**AVAILABLE DATA**
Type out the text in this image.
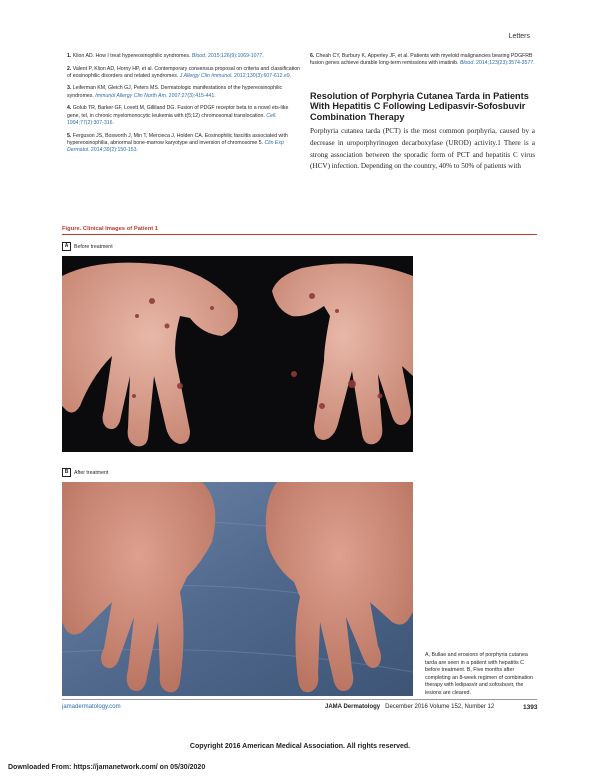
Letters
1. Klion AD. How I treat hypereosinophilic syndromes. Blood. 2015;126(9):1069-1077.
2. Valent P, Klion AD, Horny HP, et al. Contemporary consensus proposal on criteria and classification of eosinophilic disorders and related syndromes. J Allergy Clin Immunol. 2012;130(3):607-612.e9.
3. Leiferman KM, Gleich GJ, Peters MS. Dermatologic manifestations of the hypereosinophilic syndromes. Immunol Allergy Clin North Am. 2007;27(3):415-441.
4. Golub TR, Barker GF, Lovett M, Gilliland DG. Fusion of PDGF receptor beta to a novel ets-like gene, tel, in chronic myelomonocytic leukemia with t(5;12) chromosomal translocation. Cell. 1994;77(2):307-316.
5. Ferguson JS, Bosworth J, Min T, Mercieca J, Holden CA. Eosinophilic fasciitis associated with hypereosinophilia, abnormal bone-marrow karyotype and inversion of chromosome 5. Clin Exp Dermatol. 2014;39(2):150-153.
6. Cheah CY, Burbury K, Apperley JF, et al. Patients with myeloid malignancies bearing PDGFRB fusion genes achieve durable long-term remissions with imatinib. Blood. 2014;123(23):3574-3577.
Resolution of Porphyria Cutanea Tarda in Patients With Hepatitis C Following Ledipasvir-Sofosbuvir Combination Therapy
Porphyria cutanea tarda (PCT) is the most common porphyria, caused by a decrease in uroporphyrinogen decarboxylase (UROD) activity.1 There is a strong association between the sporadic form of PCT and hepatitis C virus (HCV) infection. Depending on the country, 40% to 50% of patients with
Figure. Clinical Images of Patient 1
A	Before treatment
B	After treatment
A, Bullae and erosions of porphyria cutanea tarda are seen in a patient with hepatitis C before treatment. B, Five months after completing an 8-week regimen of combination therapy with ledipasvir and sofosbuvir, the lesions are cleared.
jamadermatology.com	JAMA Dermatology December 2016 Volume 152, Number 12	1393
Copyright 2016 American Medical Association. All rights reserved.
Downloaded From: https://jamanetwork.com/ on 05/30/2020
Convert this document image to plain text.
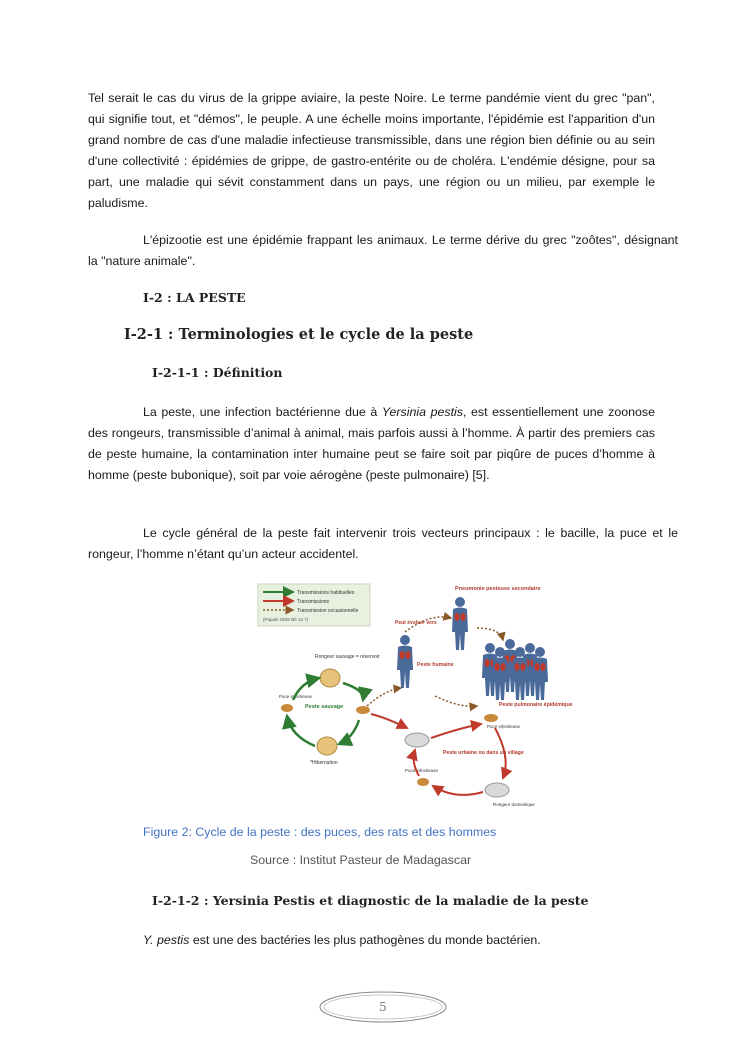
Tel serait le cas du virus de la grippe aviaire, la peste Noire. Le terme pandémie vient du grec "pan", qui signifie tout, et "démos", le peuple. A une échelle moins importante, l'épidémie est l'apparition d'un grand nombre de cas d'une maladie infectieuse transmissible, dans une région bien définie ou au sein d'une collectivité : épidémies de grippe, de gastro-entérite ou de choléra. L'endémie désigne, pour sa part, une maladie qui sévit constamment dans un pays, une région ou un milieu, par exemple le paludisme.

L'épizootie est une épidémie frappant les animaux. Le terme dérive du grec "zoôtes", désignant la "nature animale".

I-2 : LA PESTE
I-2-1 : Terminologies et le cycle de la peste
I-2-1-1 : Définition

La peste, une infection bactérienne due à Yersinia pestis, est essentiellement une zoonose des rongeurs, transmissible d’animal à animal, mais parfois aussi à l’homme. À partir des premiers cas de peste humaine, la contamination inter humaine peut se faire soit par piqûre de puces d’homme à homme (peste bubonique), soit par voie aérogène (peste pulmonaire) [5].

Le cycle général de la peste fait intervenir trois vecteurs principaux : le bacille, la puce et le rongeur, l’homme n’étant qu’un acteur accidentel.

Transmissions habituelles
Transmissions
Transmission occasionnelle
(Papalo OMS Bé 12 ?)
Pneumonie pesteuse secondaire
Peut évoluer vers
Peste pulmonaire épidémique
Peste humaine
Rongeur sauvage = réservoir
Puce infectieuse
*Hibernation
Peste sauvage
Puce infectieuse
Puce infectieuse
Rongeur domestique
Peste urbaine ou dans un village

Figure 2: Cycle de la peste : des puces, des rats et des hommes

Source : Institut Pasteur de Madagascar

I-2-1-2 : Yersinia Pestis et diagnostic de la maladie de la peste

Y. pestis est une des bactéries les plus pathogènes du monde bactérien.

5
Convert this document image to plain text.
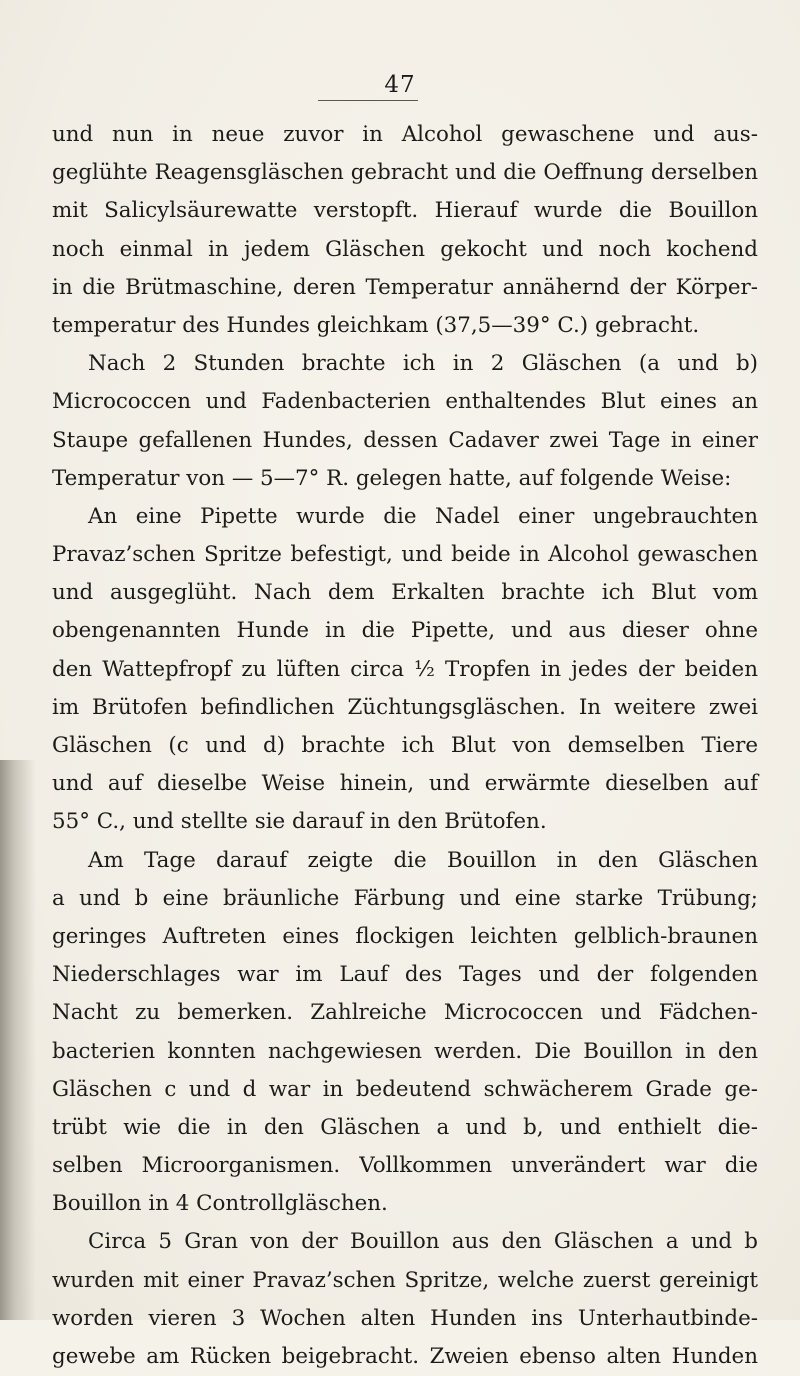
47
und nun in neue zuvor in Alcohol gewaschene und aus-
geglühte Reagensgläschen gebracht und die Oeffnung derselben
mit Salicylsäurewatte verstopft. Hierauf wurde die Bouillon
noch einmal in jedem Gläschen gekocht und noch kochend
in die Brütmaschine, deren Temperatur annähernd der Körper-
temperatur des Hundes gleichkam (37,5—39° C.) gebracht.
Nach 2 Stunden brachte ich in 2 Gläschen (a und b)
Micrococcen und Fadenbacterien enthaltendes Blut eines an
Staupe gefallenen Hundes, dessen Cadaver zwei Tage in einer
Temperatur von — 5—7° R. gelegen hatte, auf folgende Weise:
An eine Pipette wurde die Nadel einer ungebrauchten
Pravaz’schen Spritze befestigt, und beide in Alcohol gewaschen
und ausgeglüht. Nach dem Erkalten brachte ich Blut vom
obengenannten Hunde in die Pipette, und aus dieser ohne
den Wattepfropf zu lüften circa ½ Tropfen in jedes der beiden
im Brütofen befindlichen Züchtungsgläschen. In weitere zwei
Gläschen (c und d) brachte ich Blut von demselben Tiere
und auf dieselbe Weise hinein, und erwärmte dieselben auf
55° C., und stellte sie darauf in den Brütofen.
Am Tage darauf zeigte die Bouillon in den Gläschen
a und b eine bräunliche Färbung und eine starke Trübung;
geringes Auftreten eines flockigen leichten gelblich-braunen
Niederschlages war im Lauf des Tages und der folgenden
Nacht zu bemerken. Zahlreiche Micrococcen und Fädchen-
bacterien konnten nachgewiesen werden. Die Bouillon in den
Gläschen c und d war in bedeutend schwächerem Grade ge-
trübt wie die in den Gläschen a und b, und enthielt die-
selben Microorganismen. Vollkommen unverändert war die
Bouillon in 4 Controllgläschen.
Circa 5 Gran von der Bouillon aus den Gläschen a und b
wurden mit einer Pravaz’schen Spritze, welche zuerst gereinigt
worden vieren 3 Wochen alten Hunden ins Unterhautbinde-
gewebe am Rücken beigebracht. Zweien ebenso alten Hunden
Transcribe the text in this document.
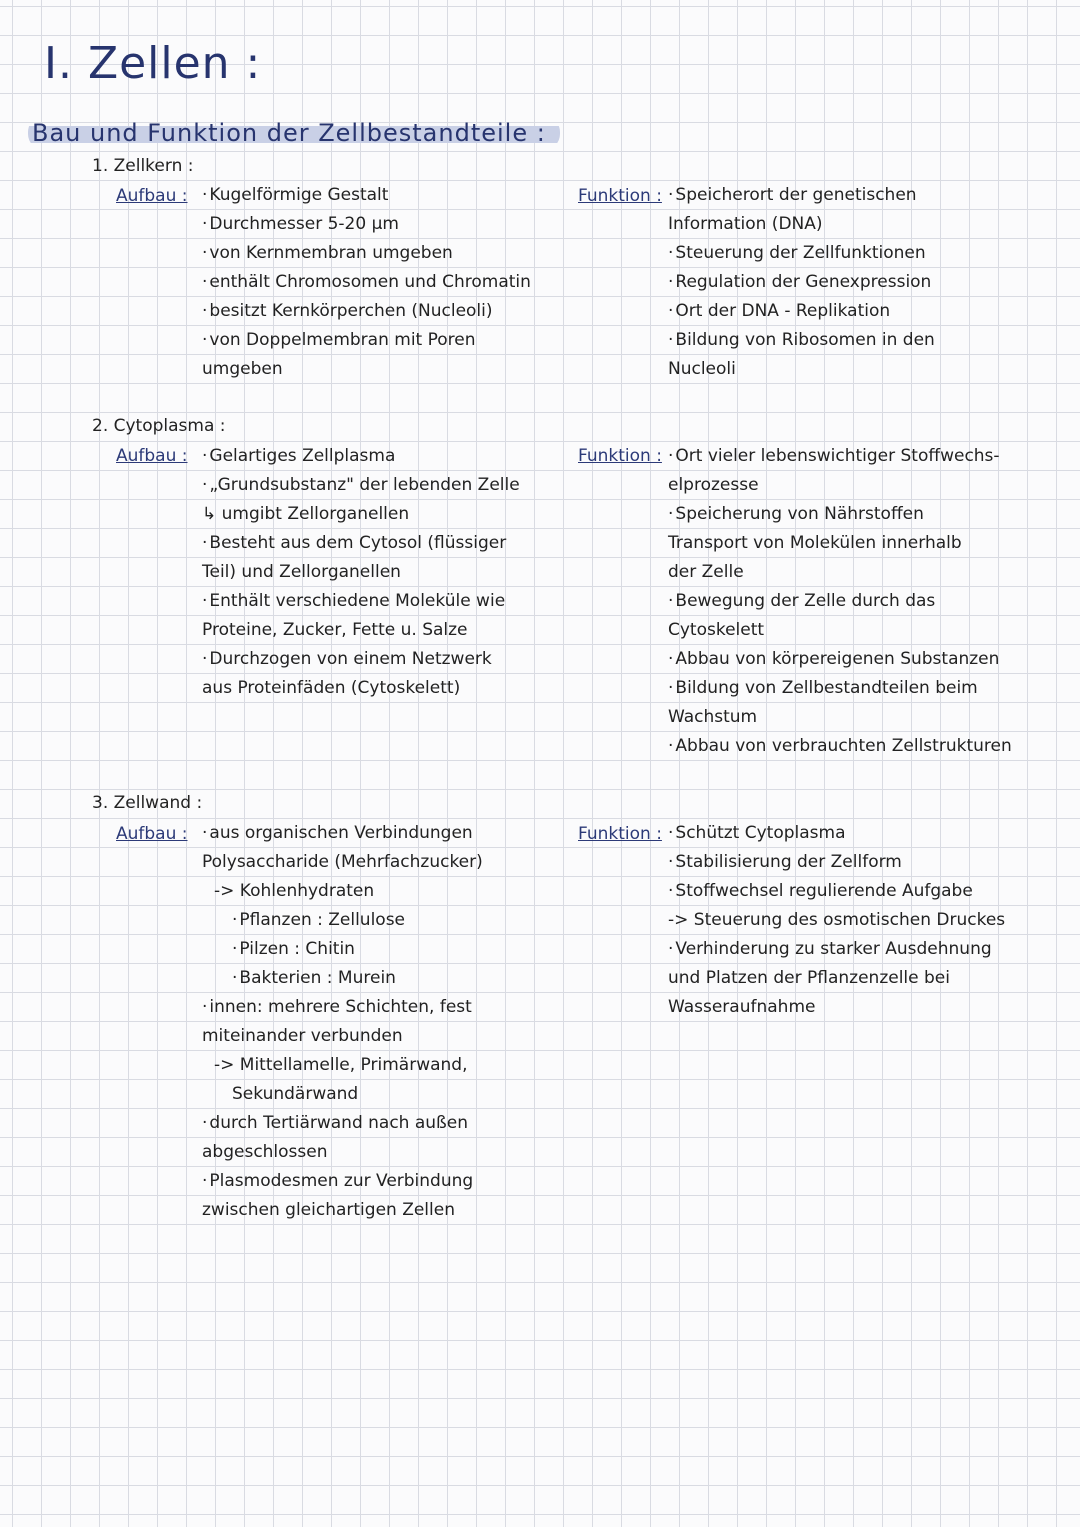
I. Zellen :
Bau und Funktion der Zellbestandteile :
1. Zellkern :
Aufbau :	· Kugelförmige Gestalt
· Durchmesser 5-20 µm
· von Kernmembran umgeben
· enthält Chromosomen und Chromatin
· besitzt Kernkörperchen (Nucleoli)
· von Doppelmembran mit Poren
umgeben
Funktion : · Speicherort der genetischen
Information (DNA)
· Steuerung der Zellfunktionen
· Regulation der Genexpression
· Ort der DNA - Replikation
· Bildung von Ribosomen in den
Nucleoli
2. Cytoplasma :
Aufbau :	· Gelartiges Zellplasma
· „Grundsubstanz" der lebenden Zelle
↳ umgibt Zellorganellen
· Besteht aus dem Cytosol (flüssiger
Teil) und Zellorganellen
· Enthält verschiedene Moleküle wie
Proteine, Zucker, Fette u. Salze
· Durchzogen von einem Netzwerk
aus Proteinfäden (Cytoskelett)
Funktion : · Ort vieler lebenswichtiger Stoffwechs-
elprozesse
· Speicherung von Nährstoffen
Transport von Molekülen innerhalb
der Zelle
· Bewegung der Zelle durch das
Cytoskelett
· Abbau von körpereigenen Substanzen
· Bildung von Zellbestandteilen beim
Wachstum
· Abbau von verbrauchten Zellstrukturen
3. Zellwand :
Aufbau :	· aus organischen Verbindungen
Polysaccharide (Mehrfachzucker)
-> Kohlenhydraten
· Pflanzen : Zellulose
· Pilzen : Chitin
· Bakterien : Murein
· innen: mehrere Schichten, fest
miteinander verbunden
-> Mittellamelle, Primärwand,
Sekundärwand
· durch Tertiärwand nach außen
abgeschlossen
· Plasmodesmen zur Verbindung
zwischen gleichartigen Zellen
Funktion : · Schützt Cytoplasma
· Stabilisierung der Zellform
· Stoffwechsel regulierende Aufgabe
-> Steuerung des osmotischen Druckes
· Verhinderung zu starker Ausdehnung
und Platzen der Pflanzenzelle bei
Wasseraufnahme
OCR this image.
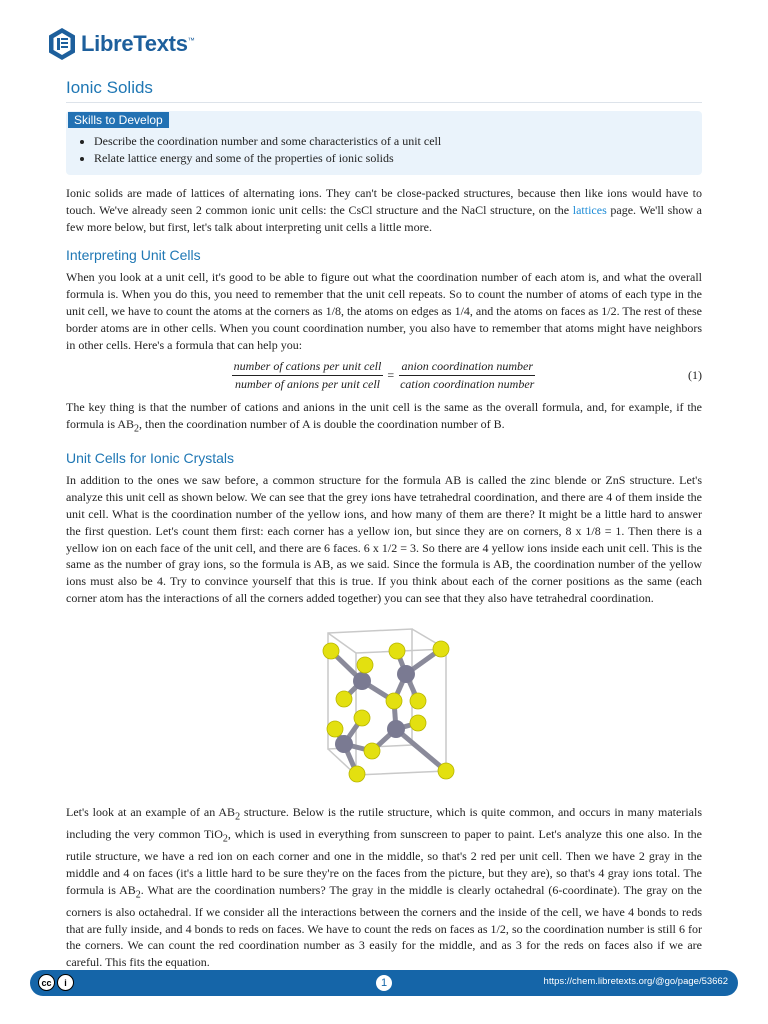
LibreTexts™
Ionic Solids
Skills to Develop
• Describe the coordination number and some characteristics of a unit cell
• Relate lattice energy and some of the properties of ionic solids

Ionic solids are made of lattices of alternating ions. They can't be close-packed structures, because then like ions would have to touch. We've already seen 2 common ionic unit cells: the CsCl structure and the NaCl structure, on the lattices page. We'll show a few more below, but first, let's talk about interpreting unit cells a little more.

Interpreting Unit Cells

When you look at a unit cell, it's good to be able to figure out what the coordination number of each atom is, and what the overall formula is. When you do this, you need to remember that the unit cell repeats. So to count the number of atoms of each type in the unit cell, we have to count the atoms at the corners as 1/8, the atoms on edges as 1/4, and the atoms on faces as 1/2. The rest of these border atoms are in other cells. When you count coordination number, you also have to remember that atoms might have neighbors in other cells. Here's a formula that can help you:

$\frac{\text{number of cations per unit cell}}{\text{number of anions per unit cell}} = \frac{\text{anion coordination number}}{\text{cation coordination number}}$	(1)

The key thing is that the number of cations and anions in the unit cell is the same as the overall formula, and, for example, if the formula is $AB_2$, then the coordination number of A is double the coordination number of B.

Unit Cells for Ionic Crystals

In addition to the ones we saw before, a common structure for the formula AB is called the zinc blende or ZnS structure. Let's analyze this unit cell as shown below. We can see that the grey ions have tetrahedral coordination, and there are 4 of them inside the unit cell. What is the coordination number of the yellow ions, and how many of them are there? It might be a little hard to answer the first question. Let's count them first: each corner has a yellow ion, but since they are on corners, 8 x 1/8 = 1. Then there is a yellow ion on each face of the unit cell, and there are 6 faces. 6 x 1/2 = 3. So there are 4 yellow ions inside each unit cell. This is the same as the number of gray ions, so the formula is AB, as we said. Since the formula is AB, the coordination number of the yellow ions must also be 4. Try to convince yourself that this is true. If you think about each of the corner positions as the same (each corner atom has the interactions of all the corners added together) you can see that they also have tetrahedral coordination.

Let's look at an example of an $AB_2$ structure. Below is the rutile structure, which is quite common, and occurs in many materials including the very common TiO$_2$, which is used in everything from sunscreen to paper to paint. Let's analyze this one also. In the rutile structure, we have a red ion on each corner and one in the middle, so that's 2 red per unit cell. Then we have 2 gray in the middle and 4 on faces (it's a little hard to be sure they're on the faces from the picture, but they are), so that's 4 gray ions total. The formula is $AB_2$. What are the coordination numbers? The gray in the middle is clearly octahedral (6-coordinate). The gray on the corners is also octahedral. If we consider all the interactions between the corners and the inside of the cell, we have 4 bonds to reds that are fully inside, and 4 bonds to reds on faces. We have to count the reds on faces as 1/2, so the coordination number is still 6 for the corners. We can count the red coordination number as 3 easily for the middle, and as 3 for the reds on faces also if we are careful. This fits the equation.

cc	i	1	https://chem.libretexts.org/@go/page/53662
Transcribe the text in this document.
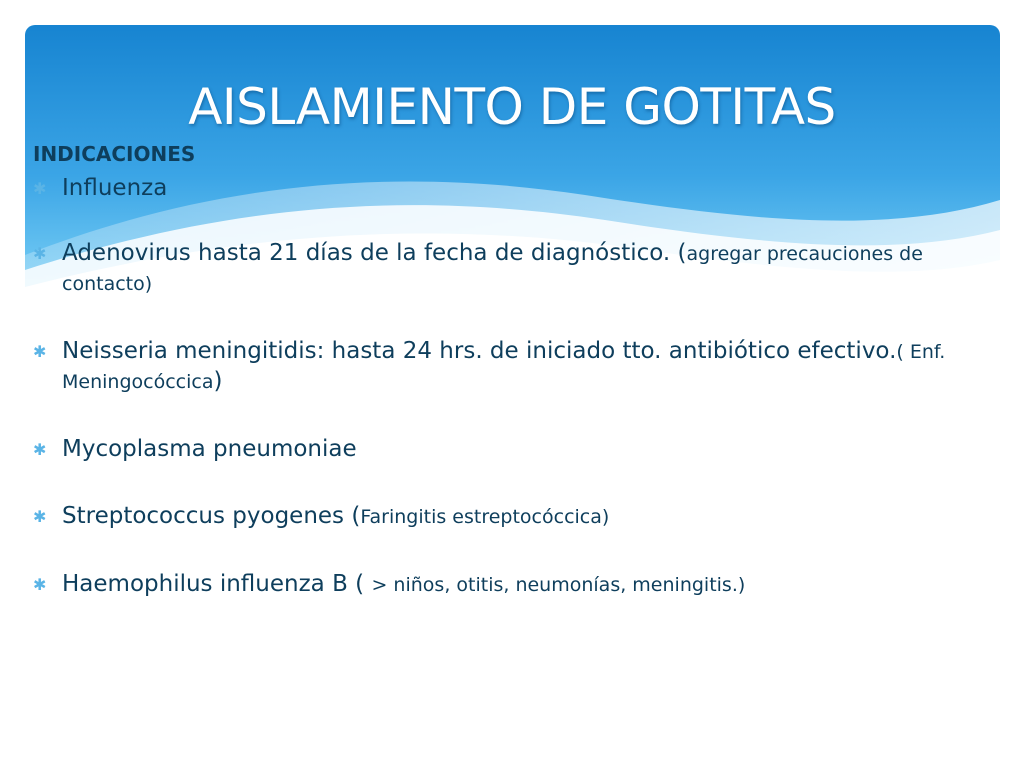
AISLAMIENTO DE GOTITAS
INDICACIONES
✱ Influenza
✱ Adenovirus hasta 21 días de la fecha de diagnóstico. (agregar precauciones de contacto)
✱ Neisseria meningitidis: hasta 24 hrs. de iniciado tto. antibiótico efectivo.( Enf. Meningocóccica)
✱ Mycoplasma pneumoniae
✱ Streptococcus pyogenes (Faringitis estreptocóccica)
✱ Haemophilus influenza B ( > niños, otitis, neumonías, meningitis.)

**ASSIGNMENT**
Your answer should be a single number, which is the count of lines in the data above that include the word "Brütofen".

**RESULT OF THIS TASK**
2